*WHAT YOU NEED TO DO*.
Return all of the entries exactly as written.

□ □ □ □ □

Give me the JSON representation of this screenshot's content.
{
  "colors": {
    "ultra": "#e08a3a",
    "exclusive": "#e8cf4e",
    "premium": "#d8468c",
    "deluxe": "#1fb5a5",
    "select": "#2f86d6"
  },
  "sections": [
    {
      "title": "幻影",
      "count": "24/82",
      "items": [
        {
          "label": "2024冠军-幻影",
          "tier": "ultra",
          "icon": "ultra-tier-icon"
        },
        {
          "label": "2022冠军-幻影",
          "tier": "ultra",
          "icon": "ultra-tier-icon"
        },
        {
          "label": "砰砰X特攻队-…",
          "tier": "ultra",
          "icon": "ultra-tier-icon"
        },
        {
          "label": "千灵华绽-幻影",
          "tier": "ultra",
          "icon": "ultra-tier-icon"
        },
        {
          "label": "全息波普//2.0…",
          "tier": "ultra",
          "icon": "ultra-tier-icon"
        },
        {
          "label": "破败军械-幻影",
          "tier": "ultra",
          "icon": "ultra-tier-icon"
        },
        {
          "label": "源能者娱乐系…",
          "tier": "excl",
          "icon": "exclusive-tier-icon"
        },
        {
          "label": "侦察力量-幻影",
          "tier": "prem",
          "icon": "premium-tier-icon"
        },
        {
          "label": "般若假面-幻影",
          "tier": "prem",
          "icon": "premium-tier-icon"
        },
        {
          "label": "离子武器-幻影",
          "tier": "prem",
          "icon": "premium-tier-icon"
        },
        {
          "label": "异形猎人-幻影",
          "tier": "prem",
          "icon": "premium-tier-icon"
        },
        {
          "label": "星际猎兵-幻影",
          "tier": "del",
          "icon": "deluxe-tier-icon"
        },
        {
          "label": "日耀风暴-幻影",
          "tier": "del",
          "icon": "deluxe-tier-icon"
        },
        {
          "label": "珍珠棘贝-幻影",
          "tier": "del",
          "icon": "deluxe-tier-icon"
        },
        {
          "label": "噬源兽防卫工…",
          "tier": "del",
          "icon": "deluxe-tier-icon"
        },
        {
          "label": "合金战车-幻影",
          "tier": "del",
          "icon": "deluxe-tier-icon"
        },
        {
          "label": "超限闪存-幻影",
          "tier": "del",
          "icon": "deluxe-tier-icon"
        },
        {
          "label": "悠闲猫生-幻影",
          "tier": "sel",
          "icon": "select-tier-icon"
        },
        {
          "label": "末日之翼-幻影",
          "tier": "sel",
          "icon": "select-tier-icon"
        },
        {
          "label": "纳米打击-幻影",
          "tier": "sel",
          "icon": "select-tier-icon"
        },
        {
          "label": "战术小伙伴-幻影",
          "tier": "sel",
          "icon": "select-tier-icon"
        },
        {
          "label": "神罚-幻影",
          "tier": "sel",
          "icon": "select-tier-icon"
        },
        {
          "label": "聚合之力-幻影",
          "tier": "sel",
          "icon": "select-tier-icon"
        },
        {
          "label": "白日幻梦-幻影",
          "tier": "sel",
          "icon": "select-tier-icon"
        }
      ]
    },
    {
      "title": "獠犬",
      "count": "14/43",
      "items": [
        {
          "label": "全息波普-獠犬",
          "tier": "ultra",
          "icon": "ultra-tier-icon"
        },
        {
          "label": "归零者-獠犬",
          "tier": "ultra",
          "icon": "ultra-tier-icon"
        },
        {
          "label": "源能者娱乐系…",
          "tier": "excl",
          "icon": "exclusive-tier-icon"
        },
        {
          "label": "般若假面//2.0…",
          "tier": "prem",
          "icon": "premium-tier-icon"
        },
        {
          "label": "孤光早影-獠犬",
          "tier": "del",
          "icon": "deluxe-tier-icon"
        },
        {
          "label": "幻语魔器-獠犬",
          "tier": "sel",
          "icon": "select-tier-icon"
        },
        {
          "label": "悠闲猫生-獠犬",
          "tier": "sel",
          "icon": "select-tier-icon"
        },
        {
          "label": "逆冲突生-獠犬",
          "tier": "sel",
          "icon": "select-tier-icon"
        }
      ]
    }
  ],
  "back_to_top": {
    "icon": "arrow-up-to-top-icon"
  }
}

□ □ □ □ □

*SOLVED EXERCISE*.
Give me the JSON representation of this screenshot's content.
{
  "colors": {
    "ultra": "#e08a3a",
    "exclusive": "#e8cf4e",
    "premium": "#d8468c",
    "deluxe": "#1fb5a5",
    "select": "#2f86d6"
  },
  "sections": [
    {
      "title": "幻影",
      "count": "24/82",
      "items": [
        {
          "label": "2024冠军-幻影",
          "tier": "ultra",
          "icon": "ultra-tier-icon"
        },
        {
          "label": "2022冠军-幻影",
          "tier": "ultra",
          "icon": "ultra-tier-icon"
        },
        {
          "label": "砰砰X特攻队-…",
          "tier": "ultra",
          "icon": "ultra-tier-icon"
        },
        {
          "label": "千灵华绽-幻影",
          "tier": "ultra",
          "icon": "ultra-tier-icon"
        },
        {
          "label": "全息波普//2.0…",
          "tier": "ultra",
          "icon": "ultra-tier-icon"
        },
        {
          "label": "破败军械-幻影",
          "tier": "ultra",
          "icon": "ultra-tier-icon"
        },
        {
          "label": "源能者娱乐系…",
          "tier": "excl",
          "icon": "exclusive-tier-icon"
        },
        {
          "label": "侦察力量-幻影",
          "tier": "prem",
          "icon": "premium-tier-icon"
        },
        {
          "label": "般若假面-幻影",
          "tier": "prem",
          "icon": "premium-tier-icon"
        },
        {
          "label": "离子武器-幻影",
          "tier": "prem",
          "icon": "premium-tier-icon"
        },
        {
          "label": "异形猎人-幻影",
          "tier": "prem",
          "icon": "premium-tier-icon"
        },
        {
          "label": "星际猎兵-幻影",
          "tier": "del",
          "icon": "deluxe-tier-icon"
        },
        {
          "label": "日耀风暴-幻影",
          "tier": "del",
          "icon": "deluxe-tier-icon"
        },
        {
          "label": "珍珠棘贝-幻影",
          "tier": "del",
          "icon": "deluxe-tier-icon"
        },
        {
          "label": "噬源兽防卫工…",
          "tier": "del",
          "icon": "deluxe-tier-icon"
        },
        {
          "label": "合金战车-幻影",
          "tier": "del",
          "icon": "deluxe-tier-icon"
        },
        {
          "label": "超限闪存-幻影",
          "tier": "del",
          "icon": "deluxe-tier-icon"
        },
        {
          "label": "悠闲猫生-幻影",
          "tier": "sel",
          "icon": "select-tier-icon"
        },
        {
          "label": "末日之翼-幻影",
          "tier": "sel",
          "icon": "select-tier-icon"
        },
        {
          "label": "纳米打击-幻影",
          "tier": "sel",
          "icon": "select-tier-icon"
        },
        {
          "label": "战术小伙伴-幻影",
          "tier": "sel",
          "icon": "select-tier-icon"
        },
        {
          "label": "神罚-幻影",
          "tier": "sel",
          "icon": "select-tier-icon"
        },
        {
          "label": "聚合之力-幻影",
          "tier": "sel",
          "icon": "select-tier-icon"
        },
        {
          "label": "白日幻梦-幻影",
          "tier": "sel",
          "icon": "select-tier-icon"
        }
      ]
    },
    {
      "title": "獠犬",
      "count": "14/43",
      "items": [
        {
          "label": "全息波普-獠犬",
          "tier": "ultra",
          "icon": "ultra-tier-icon"
        },
        {
          "label": "归零者-獠犬",
          "tier": "ultra",
          "icon": "ultra-tier-icon"
        },
        {
          "label": "源能者娱乐系…",
          "tier": "excl",
          "icon": "exclusive-tier-icon"
        },
        {
          "label": "般若假面//2.0…",
          "tier": "prem",
          "icon": "premium-tier-icon"
        },
        {
          "label": "孤光早影-獠犬",
          "tier": "del",
          "icon": "deluxe-tier-icon"
        },
        {
          "label": "幻语魔器-獠犬",
          "tier": "sel",
          "icon": "select-tier-icon"
        },
        {
          "label": "悠闲猫生-獠犬",
          "tier": "sel",
          "icon": "select-tier-icon"
        },
        {
          "label": "逆冲突生-獠犬",
          "tier": "sel",
          "icon": "select-tier-icon"
        }
      ]
    }
  ],
  "back_to_top": {
    "icon": "arrow-up-to-top-icon"
  }
}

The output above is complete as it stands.